- What the task requires -
Identify the lines that include the word "title", then copy all of them.

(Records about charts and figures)

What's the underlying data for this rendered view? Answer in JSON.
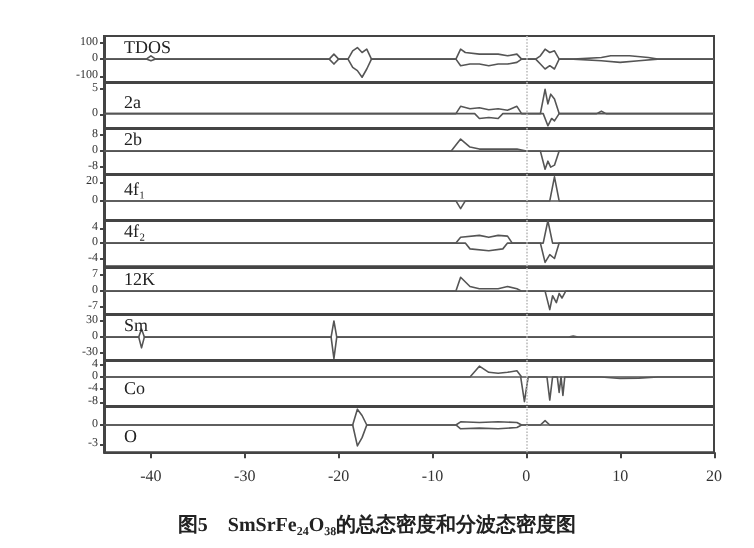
{
  "chart_data": [
    {
      "type": "line",
      "title": "TDOS",
      "xlim": [
        -45,
        20
      ],
      "ylim": [
        -140,
        140
      ],
      "yticks": [
        100,
        0,
        -100
      ],
      "tick_labels": "y",
      "ref_lines": [
        {
          "axis": "x",
          "value": 0,
          "color": "#bbbbbb",
          "line_style": "dotted"
        }
      ],
      "series": [
        {
          "color": "#555555",
          "x": [
            -45,
            -40.5,
            -40,
            -39.5,
            -21,
            -20.5,
            -20,
            -19,
            -18.5,
            -18,
            -17.5,
            -17,
            -16.5,
            -15.5,
            -7.5,
            -7,
            -6.5,
            -5,
            -4,
            -3,
            -2,
            -1,
            -0.5,
            1,
            1.5,
            2,
            2.5,
            3,
            3.5,
            5,
            8,
            9,
            11,
            13,
            14,
            20
          ],
          "values": [
            0,
            0,
            20,
            0,
            0,
            30,
            0,
            0,
            50,
            70,
            40,
            60,
            0,
            0,
            0,
            60,
            40,
            30,
            30,
            30,
            20,
            30,
            0,
            0,
            20,
            60,
            40,
            50,
            0,
            0,
            10,
            20,
            20,
            10,
            0,
            0
          ]
        },
        {
          "color": "#555555",
          "x": [
            -45,
            -40.5,
            -40,
            -39.5,
            -21,
            -20.5,
            -20,
            -19,
            -18.5,
            -18,
            -17.5,
            -17,
            -16.5,
            -15,
            -7.5,
            -7,
            -6,
            -5,
            -4,
            -3,
            -2,
            -1,
            -0.5,
            1,
            1.5,
            2,
            2.5,
            3,
            3.5,
            5,
            8,
            10,
            12,
            14,
            20
          ],
          "values": [
            0,
            0,
            -10,
            0,
            0,
            -30,
            0,
            0,
            -50,
            -70,
            -110,
            -60,
            0,
            0,
            0,
            -40,
            -30,
            -30,
            -40,
            -30,
            -30,
            -20,
            0,
            0,
            -30,
            -60,
            -40,
            -60,
            0,
            0,
            -10,
            -20,
            -10,
            0,
            0
          ]
        }
      ]
    },
    {
      "type": "line",
      "title": "2a",
      "xlim": [
        -45,
        20
      ],
      "ylim": [
        -3,
        6.5
      ],
      "yticks": [
        5,
        0
      ],
      "tick_labels": "y",
      "ref_lines": [
        {
          "axis": "x",
          "value": 0,
          "color": "#bbbbbb",
          "line_style": "dotted"
        }
      ],
      "series": [
        {
          "color": "#555555",
          "x": [
            -45,
            -7.5,
            -7,
            -6,
            -5,
            -4,
            -3,
            -2,
            -1,
            -0.5,
            1.5,
            2,
            2.3,
            2.6,
            3,
            3.5,
            7.5,
            8,
            8.5,
            20
          ],
          "values": [
            0,
            0,
            1.5,
            1,
            1.2,
            0.8,
            1,
            0.7,
            1.5,
            0,
            0,
            5,
            2,
            4,
            3,
            0,
            0,
            0.5,
            0,
            0
          ]
        },
        {
          "color": "#555555",
          "x": [
            -45,
            -5.5,
            -5,
            -4,
            -3,
            -2.5,
            1.8,
            2.3,
            2.7,
            3,
            3.5,
            20
          ],
          "values": [
            0,
            0,
            -1,
            -0.8,
            -1,
            0,
            0,
            -2.5,
            -1,
            -1.5,
            0,
            0
          ]
        }
      ]
    },
    {
      "type": "line",
      "title": "2b",
      "xlim": [
        -45,
        20
      ],
      "ylim": [
        -11.5,
        11.5
      ],
      "yticks": [
        8,
        0,
        -8
      ],
      "tick_labels": "y",
      "ref_lines": [
        {
          "axis": "x",
          "value": 0,
          "color": "#bbbbbb",
          "line_style": "dotted"
        }
      ],
      "series": [
        {
          "color": "#555555",
          "x": [
            -45,
            -8,
            -7,
            -6,
            -5,
            -4,
            -3,
            -2,
            -1,
            0,
            20
          ],
          "values": [
            0,
            0,
            6,
            2,
            1,
            1,
            1,
            1,
            1,
            0,
            0
          ]
        },
        {
          "color": "#555555",
          "x": [
            -45,
            1.5,
            2,
            2.3,
            2.6,
            3,
            3.5,
            20
          ],
          "values": [
            0,
            0,
            -9,
            -5,
            -8,
            -7,
            0,
            0
          ]
        }
      ]
    },
    {
      "type": "line",
      "title": "4f₁",
      "xlim": [
        -45,
        20
      ],
      "ylim": [
        -20,
        28
      ],
      "yticks": [
        20,
        0
      ],
      "tick_labels": "y",
      "ref_lines": [
        {
          "axis": "x",
          "value": 0,
          "color": "#bbbbbb",
          "line_style": "dotted"
        }
      ],
      "series": [
        {
          "color": "#555555",
          "x": [
            -45,
            2.5,
            3,
            3.5,
            20
          ],
          "values": [
            0,
            0,
            25,
            0,
            0
          ]
        },
        {
          "color": "#555555",
          "x": [
            -45,
            -7.5,
            -7,
            -6.5,
            20
          ],
          "values": [
            0,
            0,
            -8,
            0,
            0
          ]
        }
      ]
    },
    {
      "type": "line",
      "title": "4f₂",
      "xlim": [
        -45,
        20
      ],
      "ylim": [
        -6,
        6
      ],
      "yticks": [
        4,
        0,
        -4
      ],
      "tick_labels": "y",
      "ref_lines": [
        {
          "axis": "x",
          "value": 0,
          "color": "#bbbbbb",
          "line_style": "dotted"
        }
      ],
      "series": [
        {
          "color": "#555555",
          "x": [
            -45,
            -7.5,
            -7,
            -5,
            -4,
            -3,
            -2,
            -1.5,
            1.8,
            2.3,
            2.8,
            20
          ],
          "values": [
            0,
            0,
            1.5,
            2,
            1.5,
            2,
            1.8,
            0,
            0,
            5.8,
            0,
            0
          ]
        },
        {
          "color": "#555555",
          "x": [
            -45,
            -6.5,
            -6,
            -4,
            -2.5,
            -2,
            1.5,
            2,
            2.5,
            3,
            3.5,
            20
          ],
          "values": [
            0,
            0,
            -1.5,
            -2,
            -1.5,
            0,
            0,
            -5,
            -3,
            -4,
            0,
            0
          ]
        }
      ]
    },
    {
      "type": "line",
      "title": "12K",
      "xlim": [
        -45,
        20
      ],
      "ylim": [
        -10,
        10
      ],
      "yticks": [
        7,
        0,
        -7
      ],
      "tick_labels": "y",
      "ref_lines": [
        {
          "axis": "x",
          "value": 0,
          "color": "#bbbbbb",
          "line_style": "dotted"
        }
      ],
      "series": [
        {
          "color": "#555555",
          "x": [
            -45,
            -7.5,
            -7,
            -6,
            -5,
            -4,
            -3,
            -2,
            -1,
            -0.5,
            20
          ],
          "values": [
            0,
            0,
            6,
            2,
            1,
            1,
            1,
            2,
            1,
            0,
            0
          ]
        },
        {
          "color": "#555555",
          "x": [
            -45,
            2,
            2.5,
            2.8,
            3.2,
            3.5,
            3.8,
            4.2,
            20
          ],
          "values": [
            0,
            0,
            -8,
            -2,
            -5,
            -1,
            -3,
            0,
            0
          ]
        }
      ]
    },
    {
      "type": "line",
      "title": "Sm",
      "xlim": [
        -45,
        20
      ],
      "ylim": [
        -43,
        43
      ],
      "yticks": [
        30,
        0,
        -30
      ],
      "tick_labels": "y",
      "ref_lines": [
        {
          "axis": "x",
          "value": 0,
          "color": "#bbbbbb",
          "line_style": "dotted"
        }
      ],
      "series": [
        {
          "color": "#555555",
          "x": [
            -45,
            -41.3,
            -41,
            -40.7,
            -20.8,
            -20.5,
            -20.2,
            4.5,
            5,
            5.5,
            20
          ],
          "values": [
            0,
            0,
            15,
            0,
            0,
            30,
            0,
            0,
            2,
            0,
            0
          ]
        },
        {
          "color": "#555555",
          "x": [
            -45,
            -41.3,
            -41,
            -40.7,
            -20.8,
            -20.5,
            -20.2,
            20
          ],
          "values": [
            0,
            0,
            -20,
            0,
            0,
            -40,
            0,
            0
          ]
        }
      ]
    },
    {
      "type": "line",
      "title": "Co",
      "xlim": [
        -45,
        20
      ],
      "ylim": [
        -9.5,
        5.5
      ],
      "yticks": [
        4,
        0,
        -4,
        -8
      ],
      "tick_labels": "y",
      "ref_lines": [
        {
          "axis": "x",
          "value": 0,
          "color": "#bbbbbb",
          "line_style": "dotted"
        }
      ],
      "series": [
        {
          "color": "#555555",
          "x": [
            -45,
            -6,
            -5,
            -4,
            -3,
            -2,
            -1,
            -0.5,
            20
          ],
          "values": [
            0,
            0,
            3.5,
            1.5,
            1.2,
            1.5,
            2,
            0,
            0
          ]
        },
        {
          "color": "#555555",
          "x": [
            -45,
            -0.6,
            -0.2,
            0.2,
            2.2,
            2.5,
            2.8,
            3.3,
            3.5,
            3.7,
            3.9,
            4.1,
            4.3,
            8,
            10,
            12,
            14,
            20
          ],
          "values": [
            0,
            0,
            -8,
            0,
            0,
            -7.5,
            0,
            0,
            -5,
            0,
            -6,
            0,
            0,
            0,
            -0.5,
            -0.4,
            0,
            0
          ]
        }
      ]
    },
    {
      "type": "line",
      "title": "O",
      "xlim": [
        -45,
        20
      ],
      "xticks": [
        -40,
        -30,
        -20,
        -10,
        0,
        10,
        20
      ],
      "ylim": [
        -4.3,
        3
      ],
      "yticks": [
        0,
        -3
      ],
      "ref_lines": [
        {
          "axis": "x",
          "value": 0,
          "color": "#bbbbbb",
          "line_style": "dotted"
        }
      ],
      "annotations": [
        "图5　SmSrFe₂₄O₃₈的总态密度和分波态密度图"
      ],
      "series": [
        {
          "color": "#555555",
          "x": [
            -45,
            -18.5,
            -18,
            -17.5,
            -17,
            -7.5,
            -7,
            -5,
            -3,
            -1,
            -0.5,
            1.5,
            2,
            2.5,
            20
          ],
          "values": [
            0,
            0,
            2.5,
            1.5,
            0,
            0,
            0.5,
            0.4,
            0.5,
            0.4,
            0,
            0,
            0.7,
            0,
            0
          ]
        },
        {
          "color": "#555555",
          "x": [
            -45,
            -18.5,
            -18,
            -17.5,
            -17,
            -7.5,
            -7,
            -5,
            -3,
            -1,
            -0.5,
            20
          ],
          "values": [
            0,
            0,
            -3.3,
            -2,
            0,
            0,
            -0.6,
            -0.5,
            -0.6,
            -0.4,
            0,
            0
          ]
        }
      ]
    }
  ]
}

- Reply -
      "title": "TDOS",
      "title": "2a",
      "title": "2b",
      "title": "4f₁",
      "title": "4f₂",
      "title": "12K",
      "title": "Sm",
      "title": "Co",
      "title": "O",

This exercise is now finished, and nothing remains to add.